I have tested the new preview version and it seems to be working well based on my very initial testing. However, things are generally going quite a bit slower than with regular dump files (made using the custom-style of the dump command), e.g. playing the video or some simple processing like generating trajectory lines. I don’t know the reason for this, or if it is simple to improve it. I do have the impression from working/processing other yaml files that they (the yaml library?) are bit slower compared to using just pure python to process data files.

Thanks for the quick feedback. I had expected that reading YAML files would be a bit slower than reading regular LAMMPS dump files (see also this discussion by Axel Kohlmeyer). But I haven’t measured it in benchmarks so far and I am surprised that there is such a big speed drop as you describe. I’ll have a closer look at it. What is the typical data size of your simulation snapshots (in terms of particle count and data column count)?

OVITO uses the Rapid YAML framework, which supposedly is very fast, to parse the YAML structure and then extract the specific information of the LAMMPS format from the in-memory representation. OVITO always reads one simulation timestep at a time, i.e., file sections delimited by “—” and “…” elements. When opening a trajectory dump file, OVITO first scans the entire YAML file to generate an index of byte offsets where individual frames start, for quick random access during animation playback.

I was also surprised that is was so slow compared to my regular dump files.

::::

▶ **Required task**: Could you print the passage from the discussion of reading LAMMPS YAML dump files word for word, beginning at "Thanks for the" and stopping after "data column count)?"?

::::

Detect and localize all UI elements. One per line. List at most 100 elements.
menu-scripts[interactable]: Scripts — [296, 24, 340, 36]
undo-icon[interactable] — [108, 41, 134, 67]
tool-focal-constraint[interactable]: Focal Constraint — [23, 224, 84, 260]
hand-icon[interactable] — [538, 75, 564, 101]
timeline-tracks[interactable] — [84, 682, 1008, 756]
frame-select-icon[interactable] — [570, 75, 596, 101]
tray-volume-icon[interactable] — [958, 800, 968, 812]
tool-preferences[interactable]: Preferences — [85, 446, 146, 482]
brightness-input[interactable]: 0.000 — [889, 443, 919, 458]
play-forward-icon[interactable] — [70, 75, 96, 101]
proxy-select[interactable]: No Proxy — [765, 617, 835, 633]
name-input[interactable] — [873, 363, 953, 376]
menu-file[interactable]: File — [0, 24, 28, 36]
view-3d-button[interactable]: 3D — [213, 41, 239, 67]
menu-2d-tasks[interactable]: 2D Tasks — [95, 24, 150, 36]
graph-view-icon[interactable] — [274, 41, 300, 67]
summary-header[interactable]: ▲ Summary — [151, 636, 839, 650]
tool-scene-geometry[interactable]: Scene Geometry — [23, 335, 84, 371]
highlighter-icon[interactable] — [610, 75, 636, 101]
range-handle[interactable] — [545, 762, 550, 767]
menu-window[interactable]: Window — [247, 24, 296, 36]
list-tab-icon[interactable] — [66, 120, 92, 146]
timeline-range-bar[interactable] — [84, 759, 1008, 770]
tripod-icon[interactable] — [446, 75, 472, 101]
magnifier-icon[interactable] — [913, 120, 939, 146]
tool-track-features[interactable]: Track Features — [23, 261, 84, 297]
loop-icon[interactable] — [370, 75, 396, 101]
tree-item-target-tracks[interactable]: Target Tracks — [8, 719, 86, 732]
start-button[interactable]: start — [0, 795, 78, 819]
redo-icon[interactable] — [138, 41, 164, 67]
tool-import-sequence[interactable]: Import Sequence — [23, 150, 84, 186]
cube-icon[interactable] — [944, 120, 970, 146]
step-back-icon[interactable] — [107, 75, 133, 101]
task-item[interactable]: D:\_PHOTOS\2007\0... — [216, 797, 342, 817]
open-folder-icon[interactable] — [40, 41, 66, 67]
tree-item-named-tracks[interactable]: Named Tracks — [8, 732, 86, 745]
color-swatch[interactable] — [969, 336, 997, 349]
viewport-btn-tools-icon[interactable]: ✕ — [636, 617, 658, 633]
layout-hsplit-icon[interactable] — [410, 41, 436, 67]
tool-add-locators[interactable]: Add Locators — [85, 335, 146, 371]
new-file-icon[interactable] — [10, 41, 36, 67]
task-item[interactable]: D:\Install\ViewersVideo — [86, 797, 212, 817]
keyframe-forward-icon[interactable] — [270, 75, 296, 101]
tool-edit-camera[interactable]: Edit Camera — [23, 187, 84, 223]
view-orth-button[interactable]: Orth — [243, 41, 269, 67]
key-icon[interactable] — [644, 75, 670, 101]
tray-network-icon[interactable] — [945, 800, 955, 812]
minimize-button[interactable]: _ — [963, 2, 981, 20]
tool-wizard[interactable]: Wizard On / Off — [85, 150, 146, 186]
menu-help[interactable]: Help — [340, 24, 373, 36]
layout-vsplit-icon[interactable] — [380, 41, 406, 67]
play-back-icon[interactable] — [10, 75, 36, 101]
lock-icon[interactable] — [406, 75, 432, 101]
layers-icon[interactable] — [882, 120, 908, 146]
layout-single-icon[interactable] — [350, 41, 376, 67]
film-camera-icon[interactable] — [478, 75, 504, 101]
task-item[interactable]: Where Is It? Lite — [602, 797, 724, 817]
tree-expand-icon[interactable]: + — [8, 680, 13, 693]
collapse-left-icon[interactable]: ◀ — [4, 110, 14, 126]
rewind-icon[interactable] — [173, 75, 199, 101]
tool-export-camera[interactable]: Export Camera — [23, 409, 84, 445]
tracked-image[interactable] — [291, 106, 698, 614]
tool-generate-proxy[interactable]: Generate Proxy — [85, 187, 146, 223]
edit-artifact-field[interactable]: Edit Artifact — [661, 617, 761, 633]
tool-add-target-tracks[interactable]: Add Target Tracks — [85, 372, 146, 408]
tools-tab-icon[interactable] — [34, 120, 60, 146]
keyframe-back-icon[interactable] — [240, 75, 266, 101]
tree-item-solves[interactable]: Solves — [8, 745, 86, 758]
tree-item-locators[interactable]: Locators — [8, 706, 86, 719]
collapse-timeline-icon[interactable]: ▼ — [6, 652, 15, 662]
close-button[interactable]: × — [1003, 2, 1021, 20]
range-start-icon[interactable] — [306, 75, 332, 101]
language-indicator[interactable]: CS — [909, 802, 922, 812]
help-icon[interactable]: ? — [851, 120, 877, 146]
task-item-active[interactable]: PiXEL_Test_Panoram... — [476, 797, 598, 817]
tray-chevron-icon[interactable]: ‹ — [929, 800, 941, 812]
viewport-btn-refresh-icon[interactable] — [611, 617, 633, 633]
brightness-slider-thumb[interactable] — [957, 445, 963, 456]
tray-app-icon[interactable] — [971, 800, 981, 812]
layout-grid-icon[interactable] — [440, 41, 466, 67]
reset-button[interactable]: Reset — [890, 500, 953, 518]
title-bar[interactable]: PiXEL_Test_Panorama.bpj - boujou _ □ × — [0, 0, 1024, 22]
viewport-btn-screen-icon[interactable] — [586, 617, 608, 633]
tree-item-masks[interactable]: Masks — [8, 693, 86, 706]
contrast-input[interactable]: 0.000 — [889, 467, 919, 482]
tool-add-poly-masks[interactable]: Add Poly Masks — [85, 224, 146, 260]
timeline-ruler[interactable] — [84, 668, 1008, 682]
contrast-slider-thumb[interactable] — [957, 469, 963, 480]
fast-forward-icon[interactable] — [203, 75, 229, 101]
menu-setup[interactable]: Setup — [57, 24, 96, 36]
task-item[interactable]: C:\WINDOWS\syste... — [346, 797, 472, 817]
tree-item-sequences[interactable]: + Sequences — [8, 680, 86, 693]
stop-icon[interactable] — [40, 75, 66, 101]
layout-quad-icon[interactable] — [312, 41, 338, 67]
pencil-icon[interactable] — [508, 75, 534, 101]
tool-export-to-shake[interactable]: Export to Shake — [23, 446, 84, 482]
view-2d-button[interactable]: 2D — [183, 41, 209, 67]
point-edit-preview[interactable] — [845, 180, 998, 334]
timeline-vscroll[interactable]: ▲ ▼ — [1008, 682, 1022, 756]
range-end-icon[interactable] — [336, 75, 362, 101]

::::

▶ **Task solution**:
Thanks for the quick feedback. I had expected that reading YAML files would be a bit slower than reading regular LAMMPS dump files (see also this discussion by Axel Kohlmeyer). But I haven’t measured it in benchmarks so far and I am surprised that there is such a big speed drop as you describe. I’ll have a closer look at it. What is the typical data size of your simulation snapshots (in terms of particle count and data column count)?